_What you should do_. Please reproduce the part that opens at the start of the records and closes with the line containing "data-point: [949, 288, 975, 310]", replacing "cloud-speck-ice" with "ice-particle" and leaving everything else unchanged.

****

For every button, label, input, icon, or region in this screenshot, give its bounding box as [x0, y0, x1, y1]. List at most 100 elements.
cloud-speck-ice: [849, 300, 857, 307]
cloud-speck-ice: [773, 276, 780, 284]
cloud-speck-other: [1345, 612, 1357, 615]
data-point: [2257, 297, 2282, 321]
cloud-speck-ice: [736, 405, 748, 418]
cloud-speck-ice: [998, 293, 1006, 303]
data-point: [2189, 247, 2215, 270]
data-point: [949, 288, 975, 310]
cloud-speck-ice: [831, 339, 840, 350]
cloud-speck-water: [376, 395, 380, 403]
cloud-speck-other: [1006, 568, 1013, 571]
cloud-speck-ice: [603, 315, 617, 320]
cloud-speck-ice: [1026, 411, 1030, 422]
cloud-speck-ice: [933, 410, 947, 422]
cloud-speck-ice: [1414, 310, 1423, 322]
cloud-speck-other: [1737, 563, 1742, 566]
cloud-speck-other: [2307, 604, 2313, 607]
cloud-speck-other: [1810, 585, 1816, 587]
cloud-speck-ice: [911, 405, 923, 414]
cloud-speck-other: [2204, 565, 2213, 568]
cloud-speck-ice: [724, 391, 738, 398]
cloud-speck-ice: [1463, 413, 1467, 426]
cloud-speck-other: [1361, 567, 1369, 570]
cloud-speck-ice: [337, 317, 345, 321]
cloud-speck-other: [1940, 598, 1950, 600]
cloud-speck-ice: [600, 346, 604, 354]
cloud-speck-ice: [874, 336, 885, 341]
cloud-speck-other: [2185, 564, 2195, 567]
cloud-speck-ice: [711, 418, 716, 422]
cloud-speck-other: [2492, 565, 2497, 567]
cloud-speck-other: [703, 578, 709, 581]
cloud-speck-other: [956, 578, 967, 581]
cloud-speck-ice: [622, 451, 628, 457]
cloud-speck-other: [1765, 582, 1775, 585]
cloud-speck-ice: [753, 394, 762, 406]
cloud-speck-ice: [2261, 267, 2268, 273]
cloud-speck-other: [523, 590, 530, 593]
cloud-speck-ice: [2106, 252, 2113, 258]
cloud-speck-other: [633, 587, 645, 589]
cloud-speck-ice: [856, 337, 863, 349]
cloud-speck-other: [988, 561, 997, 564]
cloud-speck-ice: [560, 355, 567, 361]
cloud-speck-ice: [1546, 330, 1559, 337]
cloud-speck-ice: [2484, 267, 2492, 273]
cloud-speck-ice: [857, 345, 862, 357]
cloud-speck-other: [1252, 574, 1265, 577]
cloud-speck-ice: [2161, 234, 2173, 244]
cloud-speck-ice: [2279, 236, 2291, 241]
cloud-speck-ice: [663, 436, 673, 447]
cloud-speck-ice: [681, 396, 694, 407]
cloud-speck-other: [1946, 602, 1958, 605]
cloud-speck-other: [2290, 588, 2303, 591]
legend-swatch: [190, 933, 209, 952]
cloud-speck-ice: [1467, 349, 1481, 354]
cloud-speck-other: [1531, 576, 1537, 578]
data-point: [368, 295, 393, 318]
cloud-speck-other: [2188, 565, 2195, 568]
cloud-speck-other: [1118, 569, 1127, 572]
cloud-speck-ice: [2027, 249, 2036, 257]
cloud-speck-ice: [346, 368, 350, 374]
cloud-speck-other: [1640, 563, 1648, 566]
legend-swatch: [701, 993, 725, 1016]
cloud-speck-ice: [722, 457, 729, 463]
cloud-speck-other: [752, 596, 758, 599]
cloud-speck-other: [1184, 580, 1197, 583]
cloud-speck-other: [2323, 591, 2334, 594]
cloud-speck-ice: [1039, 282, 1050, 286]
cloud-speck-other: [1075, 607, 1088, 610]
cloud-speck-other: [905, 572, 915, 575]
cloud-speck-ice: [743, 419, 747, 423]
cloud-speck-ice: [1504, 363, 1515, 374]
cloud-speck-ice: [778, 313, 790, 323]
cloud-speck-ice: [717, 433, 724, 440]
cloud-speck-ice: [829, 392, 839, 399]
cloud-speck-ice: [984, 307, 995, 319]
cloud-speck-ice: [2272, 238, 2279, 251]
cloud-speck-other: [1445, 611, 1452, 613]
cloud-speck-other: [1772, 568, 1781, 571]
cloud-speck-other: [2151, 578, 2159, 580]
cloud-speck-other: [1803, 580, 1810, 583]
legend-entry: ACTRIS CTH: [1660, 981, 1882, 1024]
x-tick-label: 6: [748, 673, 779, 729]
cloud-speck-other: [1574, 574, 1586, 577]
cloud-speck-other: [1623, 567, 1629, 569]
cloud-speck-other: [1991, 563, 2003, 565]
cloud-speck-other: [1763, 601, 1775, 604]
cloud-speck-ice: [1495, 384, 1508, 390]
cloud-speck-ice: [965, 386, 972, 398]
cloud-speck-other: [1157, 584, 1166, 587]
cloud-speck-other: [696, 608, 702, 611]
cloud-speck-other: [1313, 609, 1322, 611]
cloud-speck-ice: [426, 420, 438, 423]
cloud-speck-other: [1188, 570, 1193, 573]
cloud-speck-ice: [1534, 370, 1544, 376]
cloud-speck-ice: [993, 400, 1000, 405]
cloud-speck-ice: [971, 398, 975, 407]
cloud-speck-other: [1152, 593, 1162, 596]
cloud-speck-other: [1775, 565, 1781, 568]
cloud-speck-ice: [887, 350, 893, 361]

****

_Response to this task_.
For every button, label, input, icon, or region in this screenshot, give its bounding box as [x0, y0, x1, y1]. List at most 100 elements.
ice-particle: [849, 300, 857, 307]
ice-particle: [773, 276, 780, 284]
cloud-speck-other: [1345, 612, 1357, 615]
data-point: [2257, 297, 2282, 321]
ice-particle: [736, 405, 748, 418]
ice-particle: [998, 293, 1006, 303]
data-point: [2189, 247, 2215, 270]
data-point: [949, 288, 975, 310]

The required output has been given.